Extracts from a graphics dataset:

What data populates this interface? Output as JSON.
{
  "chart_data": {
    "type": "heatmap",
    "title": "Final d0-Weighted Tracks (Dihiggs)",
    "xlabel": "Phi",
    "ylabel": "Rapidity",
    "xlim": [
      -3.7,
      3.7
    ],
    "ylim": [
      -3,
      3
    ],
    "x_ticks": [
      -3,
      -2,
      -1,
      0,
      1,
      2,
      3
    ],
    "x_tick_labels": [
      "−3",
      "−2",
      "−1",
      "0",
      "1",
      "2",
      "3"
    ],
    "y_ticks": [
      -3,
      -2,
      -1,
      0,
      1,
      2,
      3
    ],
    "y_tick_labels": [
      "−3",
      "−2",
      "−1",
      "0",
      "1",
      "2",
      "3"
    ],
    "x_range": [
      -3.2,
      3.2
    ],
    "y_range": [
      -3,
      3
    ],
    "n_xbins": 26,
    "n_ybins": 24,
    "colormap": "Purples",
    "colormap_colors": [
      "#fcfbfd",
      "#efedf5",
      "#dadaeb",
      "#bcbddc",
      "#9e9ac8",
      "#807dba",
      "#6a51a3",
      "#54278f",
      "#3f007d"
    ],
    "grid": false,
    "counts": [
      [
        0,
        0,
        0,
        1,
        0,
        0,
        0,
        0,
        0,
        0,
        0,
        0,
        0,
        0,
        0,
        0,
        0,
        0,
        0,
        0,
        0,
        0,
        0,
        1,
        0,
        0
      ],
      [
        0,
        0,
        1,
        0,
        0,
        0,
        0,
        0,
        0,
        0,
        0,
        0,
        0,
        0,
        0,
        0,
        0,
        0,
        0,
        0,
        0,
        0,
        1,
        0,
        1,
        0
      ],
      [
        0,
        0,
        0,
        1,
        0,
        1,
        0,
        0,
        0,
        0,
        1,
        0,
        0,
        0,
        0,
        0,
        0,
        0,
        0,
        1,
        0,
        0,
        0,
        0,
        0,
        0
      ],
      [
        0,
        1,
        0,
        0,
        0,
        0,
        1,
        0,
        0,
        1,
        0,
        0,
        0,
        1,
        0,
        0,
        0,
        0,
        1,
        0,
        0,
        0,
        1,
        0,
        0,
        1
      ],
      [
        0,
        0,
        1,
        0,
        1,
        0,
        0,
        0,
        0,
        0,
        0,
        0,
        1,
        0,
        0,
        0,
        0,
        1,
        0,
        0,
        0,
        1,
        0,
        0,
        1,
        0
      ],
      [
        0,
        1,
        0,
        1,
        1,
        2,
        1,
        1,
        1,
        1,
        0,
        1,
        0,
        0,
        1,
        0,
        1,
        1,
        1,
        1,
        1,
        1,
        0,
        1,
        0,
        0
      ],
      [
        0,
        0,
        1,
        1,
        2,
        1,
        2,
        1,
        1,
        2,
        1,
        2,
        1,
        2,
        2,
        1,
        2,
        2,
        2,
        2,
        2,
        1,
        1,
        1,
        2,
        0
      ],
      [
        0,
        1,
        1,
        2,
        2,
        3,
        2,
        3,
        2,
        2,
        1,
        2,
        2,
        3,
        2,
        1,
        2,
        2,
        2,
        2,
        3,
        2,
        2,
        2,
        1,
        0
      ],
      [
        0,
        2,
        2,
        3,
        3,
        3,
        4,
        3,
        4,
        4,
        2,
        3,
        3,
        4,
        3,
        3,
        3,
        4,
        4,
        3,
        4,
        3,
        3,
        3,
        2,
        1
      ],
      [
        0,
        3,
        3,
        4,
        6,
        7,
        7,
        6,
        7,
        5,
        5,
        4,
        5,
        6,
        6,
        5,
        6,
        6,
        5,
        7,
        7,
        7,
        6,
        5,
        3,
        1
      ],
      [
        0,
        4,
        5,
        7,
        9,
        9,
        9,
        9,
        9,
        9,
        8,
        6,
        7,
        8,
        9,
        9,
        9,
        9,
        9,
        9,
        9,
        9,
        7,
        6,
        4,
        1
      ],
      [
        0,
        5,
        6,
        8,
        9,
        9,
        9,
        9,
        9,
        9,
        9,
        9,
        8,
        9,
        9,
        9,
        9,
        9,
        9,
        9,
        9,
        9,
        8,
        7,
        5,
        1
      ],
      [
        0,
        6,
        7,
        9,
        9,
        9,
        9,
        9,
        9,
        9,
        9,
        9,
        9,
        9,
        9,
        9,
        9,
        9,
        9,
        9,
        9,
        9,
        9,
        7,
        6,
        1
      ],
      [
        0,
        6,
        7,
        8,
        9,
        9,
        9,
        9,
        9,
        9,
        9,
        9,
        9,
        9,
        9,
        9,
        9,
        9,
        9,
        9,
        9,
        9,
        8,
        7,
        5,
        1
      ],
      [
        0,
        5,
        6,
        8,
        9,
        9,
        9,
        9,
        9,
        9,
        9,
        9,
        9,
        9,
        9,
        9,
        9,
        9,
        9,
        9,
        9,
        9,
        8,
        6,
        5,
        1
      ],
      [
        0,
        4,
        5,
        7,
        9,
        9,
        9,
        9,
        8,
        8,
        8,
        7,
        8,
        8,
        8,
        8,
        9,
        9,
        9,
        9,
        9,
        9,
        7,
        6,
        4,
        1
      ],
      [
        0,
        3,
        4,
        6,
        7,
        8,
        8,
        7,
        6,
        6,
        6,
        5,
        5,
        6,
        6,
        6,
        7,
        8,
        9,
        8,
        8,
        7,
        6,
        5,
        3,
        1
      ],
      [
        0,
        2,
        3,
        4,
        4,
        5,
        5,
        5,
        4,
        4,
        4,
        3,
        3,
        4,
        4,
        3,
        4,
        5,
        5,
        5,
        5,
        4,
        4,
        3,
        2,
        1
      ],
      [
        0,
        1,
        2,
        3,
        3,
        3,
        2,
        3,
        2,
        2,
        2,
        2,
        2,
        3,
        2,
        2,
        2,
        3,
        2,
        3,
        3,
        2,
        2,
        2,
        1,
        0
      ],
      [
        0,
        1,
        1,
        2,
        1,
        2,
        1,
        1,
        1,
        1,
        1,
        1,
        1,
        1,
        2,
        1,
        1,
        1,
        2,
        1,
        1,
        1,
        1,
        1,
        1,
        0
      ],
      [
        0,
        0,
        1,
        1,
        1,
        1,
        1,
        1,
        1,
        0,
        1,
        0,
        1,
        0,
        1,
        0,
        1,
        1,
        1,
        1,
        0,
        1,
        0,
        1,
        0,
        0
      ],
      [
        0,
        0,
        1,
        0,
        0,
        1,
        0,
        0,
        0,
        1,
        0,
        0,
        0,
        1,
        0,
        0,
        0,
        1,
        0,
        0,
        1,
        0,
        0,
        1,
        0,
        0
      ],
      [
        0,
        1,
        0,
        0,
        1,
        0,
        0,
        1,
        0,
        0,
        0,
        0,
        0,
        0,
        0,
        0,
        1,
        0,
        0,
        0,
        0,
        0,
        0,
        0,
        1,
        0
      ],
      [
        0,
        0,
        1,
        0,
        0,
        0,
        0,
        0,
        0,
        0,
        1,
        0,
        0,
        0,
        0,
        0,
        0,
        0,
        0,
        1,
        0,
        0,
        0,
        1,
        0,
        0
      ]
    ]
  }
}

Problem:
Retype all of the material, keeping each line exact.

Exercise answer:
What data populates this interface? Output as JSON.
{
  "chart_data": {
    "type": "heatmap",
    "title": "Final d0-Weighted Tracks (Dihiggs)",
    "xlabel": "Phi",
    "ylabel": "Rapidity",
    "xlim": [
      -3.7,
      3.7
    ],
    "ylim": [
      -3,
      3
    ],
    "x_ticks": [
      -3,
      -2,
      -1,
      0,
      1,
      2,
      3
    ],
    "x_tick_labels": [
      "−3",
      "−2",
      "−1",
      "0",
      "1",
      "2",
      "3"
    ],
    "y_ticks": [
      -3,
      -2,
      -1,
      0,
      1,
      2,
      3
    ],
    "y_tick_labels": [
      "−3",
      "−2",
      "−1",
      "0",
      "1",
      "2",
      "3"
    ],
    "x_range": [
      -3.2,
      3.2
    ],
    "y_range": [
      -3,
      3
    ],
    "n_xbins": 26,
    "n_ybins": 24,
    "colormap": "Purples",
    "colormap_colors": [
      "#fcfbfd",
      "#efedf5",
      "#dadaeb",
      "#bcbddc",
      "#9e9ac8",
      "#807dba",
      "#6a51a3",
      "#54278f",
      "#3f007d"
    ],
    "grid": false,
    "counts": [
      [
        0,
        0,
        0,
        1,
        0,
        0,
        0,
        0,
        0,
        0,
        0,
        0,
        0,
        0,
        0,
        0,
        0,
        0,
        0,
        0,
        0,
        0,
        0,
        1,
        0,
        0
      ],
      [
        0,
        0,
        1,
        0,
        0,
        0,
        0,
        0,
        0,
        0,
        0,
        0,
        0,
        0,
        0,
        0,
        0,
        0,
        0,
        0,
        0,
        0,
        1,
        0,
        1,
        0
      ],
      [
        0,
        0,
        0,
        1,
        0,
        1,
        0,
        0,
        0,
        0,
        1,
        0,
        0,
        0,
        0,
        0,
        0,
        0,
        0,
        1,
        0,
        0,
        0,
        0,
        0,
        0
      ],
      [
        0,
        1,
        0,
        0,
        0,
        0,
        1,
        0,
        0,
        1,
        0,
        0,
        0,
        1,
        0,
        0,
        0,
        0,
        1,
        0,
        0,
        0,
        1,
        0,
        0,
        1
      ],
      [
        0,
        0,
        1,
        0,
        1,
        0,
        0,
        0,
        0,
        0,
        0,
        0,
        1,
        0,
        0,
        0,
        0,
        1,
        0,
        0,
        0,
        1,
        0,
        0,
        1,
        0
      ],
      [
        0,
        1,
        0,
        1,
        1,
        2,
        1,
        1,
        1,
        1,
        0,
        1,
        0,
        0,
        1,
        0,
        1,
        1,
        1,
        1,
        1,
        1,
        0,
        1,
        0,
        0
      ],
      [
        0,
        0,
        1,
        1,
        2,
        1,
        2,
        1,
        1,
        2,
        1,
        2,
        1,
        2,
        2,
        1,
        2,
        2,
        2,
        2,
        2,
        1,
        1,
        1,
        2,
        0
      ],
      [
        0,
        1,
        1,
        2,
        2,
        3,
        2,
        3,
        2,
        2,
        1,
        2,
        2,
        3,
        2,
        1,
        2,
        2,
        2,
        2,
        3,
        2,
        2,
        2,
        1,
        0
      ],
      [
        0,
        2,
        2,
        3,
        3,
        3,
        4,
        3,
        4,
        4,
        2,
        3,
        3,
        4,
        3,
        3,
        3,
        4,
        4,
        3,
        4,
        3,
        3,
        3,
        2,
        1
      ],
      [
        0,
        3,
        3,
        4,
        6,
        7,
        7,
        6,
        7,
        5,
        5,
        4,
        5,
        6,
        6,
        5,
        6,
        6,
        5,
        7,
        7,
        7,
        6,
        5,
        3,
        1
      ],
      [
        0,
        4,
        5,
        7,
        9,
        9,
        9,
        9,
        9,
        9,
        8,
        6,
        7,
        8,
        9,
        9,
        9,
        9,
        9,
        9,
        9,
        9,
        7,
        6,
        4,
        1
      ],
      [
        0,
        5,
        6,
        8,
        9,
        9,
        9,
        9,
        9,
        9,
        9,
        9,
        8,
        9,
        9,
        9,
        9,
        9,
        9,
        9,
        9,
        9,
        8,
        7,
        5,
        1
      ],
      [
        0,
        6,
        7,
        9,
        9,
        9,
        9,
        9,
        9,
        9,
        9,
        9,
        9,
        9,
        9,
        9,
        9,
        9,
        9,
        9,
        9,
        9,
        9,
        7,
        6,
        1
      ],
      [
        0,
        6,
        7,
        8,
        9,
        9,
        9,
        9,
        9,
        9,
        9,
        9,
        9,
        9,
        9,
        9,
        9,
        9,
        9,
        9,
        9,
        9,
        8,
        7,
        5,
        1
      ],
      [
        0,
        5,
        6,
        8,
        9,
        9,
        9,
        9,
        9,
        9,
        9,
        9,
        9,
        9,
        9,
        9,
        9,
        9,
        9,
        9,
        9,
        9,
        8,
        6,
        5,
        1
      ],
      [
        0,
        4,
        5,
        7,
        9,
        9,
        9,
        9,
        8,
        8,
        8,
        7,
        8,
        8,
        8,
        8,
        9,
        9,
        9,
        9,
        9,
        9,
        7,
        6,
        4,
        1
      ],
      [
        0,
        3,
        4,
        6,
        7,
        8,
        8,
        7,
        6,
        6,
        6,
        5,
        5,
        6,
        6,
        6,
        7,
        8,
        9,
        8,
        8,
        7,
        6,
        5,
        3,
        1
      ],
      [
        0,
        2,
        3,
        4,
        4,
        5,
        5,
        5,
        4,
        4,
        4,
        3,
        3,
        4,
        4,
        3,
        4,
        5,
        5,
        5,
        5,
        4,
        4,
        3,
        2,
        1
      ],
      [
        0,
        1,
        2,
        3,
        3,
        3,
        2,
        3,
        2,
        2,
        2,
        2,
        2,
        3,
        2,
        2,
        2,
        3,
        2,
        3,
        3,
        2,
        2,
        2,
        1,
        0
      ],
      [
        0,
        1,
        1,
        2,
        1,
        2,
        1,
        1,
        1,
        1,
        1,
        1,
        1,
        1,
        2,
        1,
        1,
        1,
        2,
        1,
        1,
        1,
        1,
        1,
        1,
        0
      ],
      [
        0,
        0,
        1,
        1,
        1,
        1,
        1,
        1,
        1,
        0,
        1,
        0,
        1,
        0,
        1,
        0,
        1,
        1,
        1,
        1,
        0,
        1,
        0,
        1,
        0,
        0
      ],
      [
        0,
        0,
        1,
        0,
        0,
        1,
        0,
        0,
        0,
        1,
        0,
        0,
        0,
        1,
        0,
        0,
        0,
        1,
        0,
        0,
        1,
        0,
        0,
        1,
        0,
        0
      ],
      [
        0,
        1,
        0,
        0,
        1,
        0,
        0,
        1,
        0,
        0,
        0,
        0,
        0,
        0,
        0,
        0,
        1,
        0,
        0,
        0,
        0,
        0,
        0,
        0,
        1,
        0
      ],
      [
        0,
        0,
        1,
        0,
        0,
        0,
        0,
        0,
        0,
        0,
        1,
        0,
        0,
        0,
        0,
        0,
        0,
        0,
        0,
        1,
        0,
        0,
        0,
        1,
        0,
        0
      ]
    ]
  }
}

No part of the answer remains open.